OBJECTIVE A
From the passage on the connection structure and its electroplating, extract the stretch from "In some embodiments, a" through "substrate 10 subsequently." word for word.

EXTRACT PROVIDED
----------

In some embodiments, the connection structure 23 is formed by an electroplating process, and the connection structure 23 is made of metal copper. A first conductive thin film 20 is formed on the sidewall of the connection via hole 11 as a seed layer, and the first conductive thin film 20 is made of copper. Then, by placing the base substrate 10 in an electroplating solution containing copper ions, an electroplating process is used to fill copper in the connection via hole 11 and thicken the copper on the surface, thus forming the connection structure 23. It can be seen that the connection structure 23 disposed in the connection via hole 11 includes two parts, with one part being a first substructure 231, i.e., a seed layer, disposed on the sidewall of the connection via hole 11 and the other part being a structure grown thicker on the seed layer through an electroplating process, i.e., a second substructure 232. As the structure is formed through the electroplating process, the first substructure 231 and the second substructure 232 are connected into an integral structure.

In some embodiments, a first protection layer 30 is disposed between the first substructure 231 of the connection structure 23 and the sidewall of the connection via hole 11 to protect the sidewall of the connection via hole 11. In addition, the first protection layer 30 covers the first surface s1 and the second surface s2 of the base substrate 10 to avoid damaging the first surface s1 and the second surface s2 of the base substrate 10 when forming an electrical device on the first surface s1 and the second surface s2 of the base substrate 10 subsequently.

----------

DATA ENTRIES
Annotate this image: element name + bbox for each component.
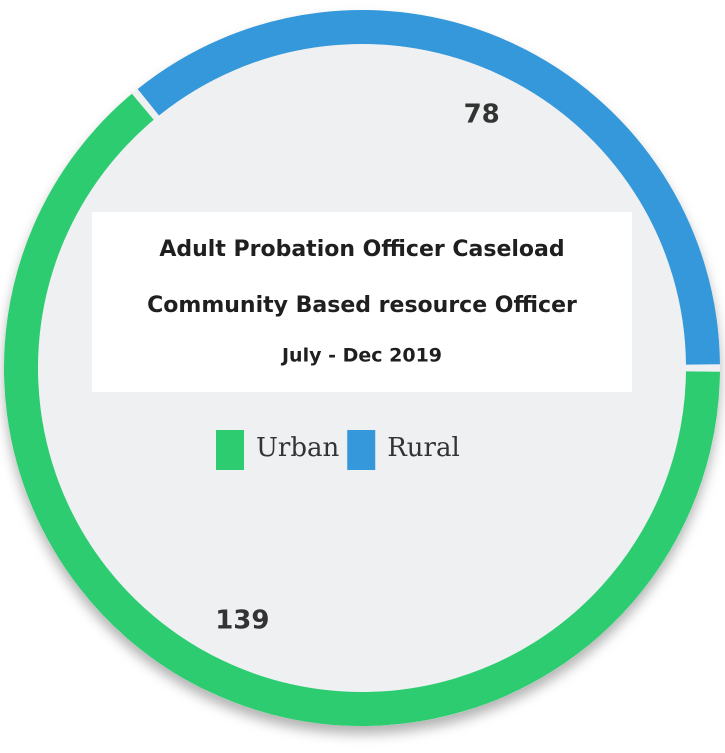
donut-segment <box>4 93 720 726</box>
donut-segment <box>137 10 720 365</box>
value-label: 139 <box>215 606 269 636</box>
chart-subtitle: Community Based resource Officer <box>147 293 577 318</box>
legend-swatch <box>347 430 376 470</box>
value-label: 78 <box>464 99 500 129</box>
legend-label: Urban <box>256 433 339 463</box>
chart-title: Adult Probation Officer Caseload <box>159 237 564 262</box>
chart-period: July - Dec 2019 <box>280 345 442 367</box>
title-box <box>92 212 632 392</box>
legend-swatch <box>216 430 244 470</box>
legend-label: Rural <box>387 433 460 463</box>
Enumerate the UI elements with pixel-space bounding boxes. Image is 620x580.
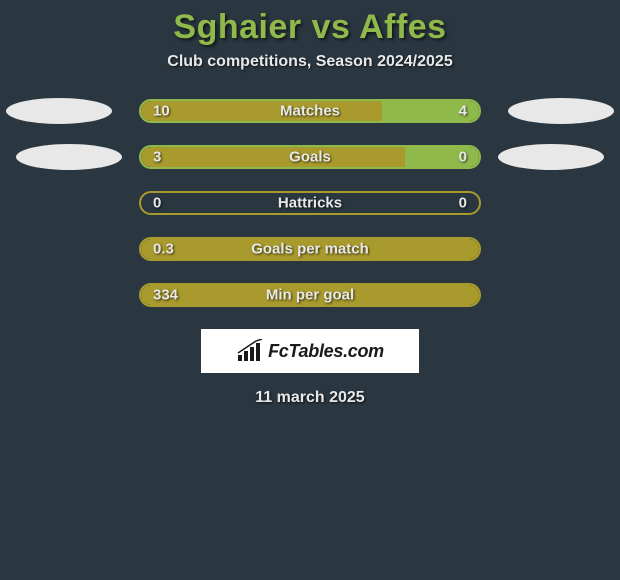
stat-label: Matches xyxy=(280,103,340,120)
stat-bar: 0.3 Goals per match xyxy=(139,237,481,261)
stat-value-right: 0 xyxy=(459,195,467,212)
bar-fill-right xyxy=(405,147,479,167)
stat-value-left: 3 xyxy=(153,149,161,166)
stat-row: 3 0 Goals xyxy=(0,145,620,169)
stat-row: 0 0 Hattricks xyxy=(0,191,620,215)
stat-row: 0.3 Goals per match xyxy=(0,237,620,261)
stat-bar: 334 Min per goal xyxy=(139,283,481,307)
stat-row: 10 4 Matches xyxy=(0,99,620,123)
stats-area: 10 4 Matches 3 0 Goals 0 0 Hattricks 0.3 Goals per… xyxy=(0,99,620,307)
stat-value-left: 10 xyxy=(153,103,170,120)
stat-bar: 3 0 Goals xyxy=(139,145,481,169)
player-right-ellipse xyxy=(498,144,604,170)
stat-bar: 10 4 Matches xyxy=(139,99,481,123)
stat-value-left: 0 xyxy=(153,195,161,212)
bar-fill-left xyxy=(141,147,405,167)
bar-chart-icon xyxy=(236,339,264,363)
stat-label: Goals xyxy=(289,149,331,166)
stat-value-right: 0 xyxy=(459,149,467,166)
stat-value-right: 4 xyxy=(459,103,467,120)
stat-label: Hattricks xyxy=(278,195,342,212)
stat-value-left: 334 xyxy=(153,287,178,304)
bar-fill-left xyxy=(141,101,382,121)
player-right-ellipse xyxy=(508,98,614,124)
stat-row: 334 Min per goal xyxy=(0,283,620,307)
logo-text: FcTables.com xyxy=(268,341,384,362)
player-left-ellipse xyxy=(6,98,112,124)
infographic-container: Sghaier vs Affes Club competitions, Seas… xyxy=(0,0,620,407)
logo-inner: FcTables.com xyxy=(236,339,384,363)
footer-date: 11 march 2025 xyxy=(0,389,620,407)
stat-label: Goals per match xyxy=(251,241,369,258)
stat-bar: 0 0 Hattricks xyxy=(139,191,481,215)
page-title: Sghaier vs Affes xyxy=(0,8,620,47)
logo-box: FcTables.com xyxy=(201,329,419,373)
player-left-ellipse xyxy=(16,144,122,170)
stat-label: Min per goal xyxy=(266,287,354,304)
stat-value-left: 0.3 xyxy=(153,241,174,258)
page-subtitle: Club competitions, Season 2024/2025 xyxy=(0,53,620,71)
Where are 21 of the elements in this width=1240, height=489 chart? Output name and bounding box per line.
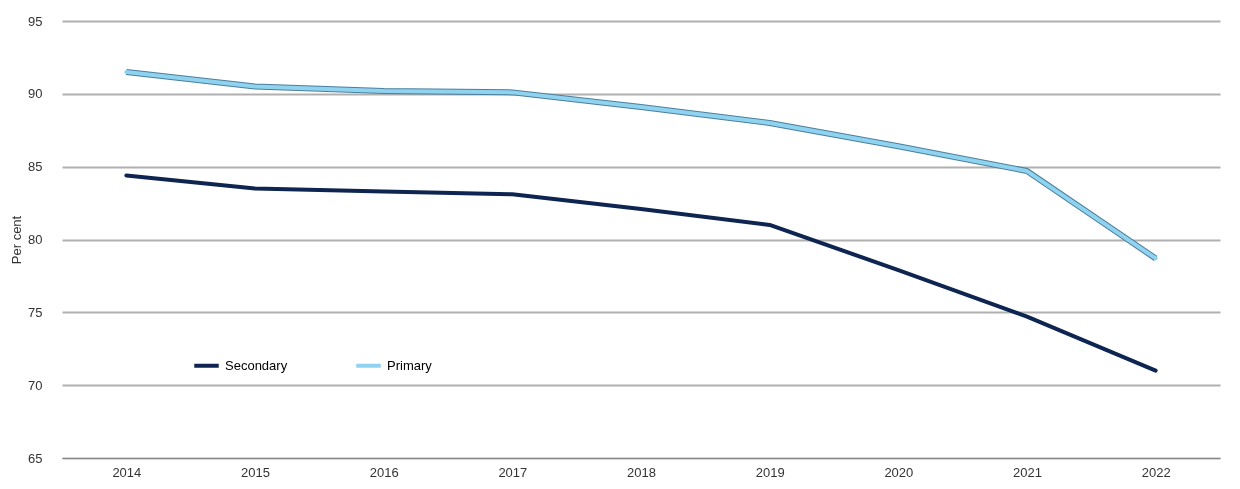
- legend-label: Secondary: [225, 357, 288, 373]
- x-tick-label: 2020: [884, 464, 914, 480]
- y-tick-label: 75: [28, 304, 43, 320]
- x-tick-label: 2017: [498, 464, 528, 480]
- y-tick-label: 65: [28, 450, 43, 466]
- legend-label: Primary: [387, 357, 433, 373]
- line-series: [124, 173, 1158, 373]
- y-tick-label: 85: [28, 159, 43, 175]
- line-series: [123, 68, 1159, 262]
- y-axis-title: Per cent: [9, 215, 25, 265]
- y-tick-label: 95: [28, 13, 43, 29]
- x-tick-label: 2014: [112, 464, 142, 480]
- y-tick-label: 90: [28, 86, 43, 102]
- y-tick-label: 80: [28, 232, 43, 247]
- x-tick-label: 2015: [241, 464, 270, 480]
- x-tick-label: 2019: [755, 464, 785, 480]
- x-tick-label: 2022: [1141, 464, 1171, 480]
- x-tick-label: 2018: [627, 464, 656, 480]
- x-tick-label: 2021: [1013, 464, 1042, 480]
- x-tick-label: 2016: [369, 464, 399, 480]
- y-tick-label: 70: [28, 377, 43, 393]
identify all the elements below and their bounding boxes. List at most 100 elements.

----------

OBJECTIVE B
Lay out the stretch of the entries from the line that contains "donut-segment <box>4 93 720 726</box>" through the line that contains "legend-label: Urban <box>256" as a numbered list, with both of those lines included and any blank lines left out.

TASK RESPONSE A
In some embodiments, a first protection layer 30 is disposed between the first substructure 231 of the connection structure 23 and the sidewall of the connection via hole 11 to protect the sidewall of the connection via hole 11. In addition, the first protection layer 30 covers the first surface s1 and the second surface s2 of the base substrate 10 to avoid damaging the first surface s1 and the second surface s2 of the base substrate 10 when forming an electrical device on the first surface s1 and the second surface s2 of the base substrate 10 subsequently.

TASK RESPONSE B
1. donut-segment <box>4 93 720 726</box>
2. donut-segment <box>137 10 720 365</box>
3. value-label: 139 <box>215 606 269 636</box>
4. chart-subtitle: Community Based resource Officer <box>147 293 577 318</box>
5. legend-swatch <box>347 430 376 470</box>
6. value-label: 78 <box>464 99 500 129</box>
7. legend-label: Urban <box>256 433 339 463</box>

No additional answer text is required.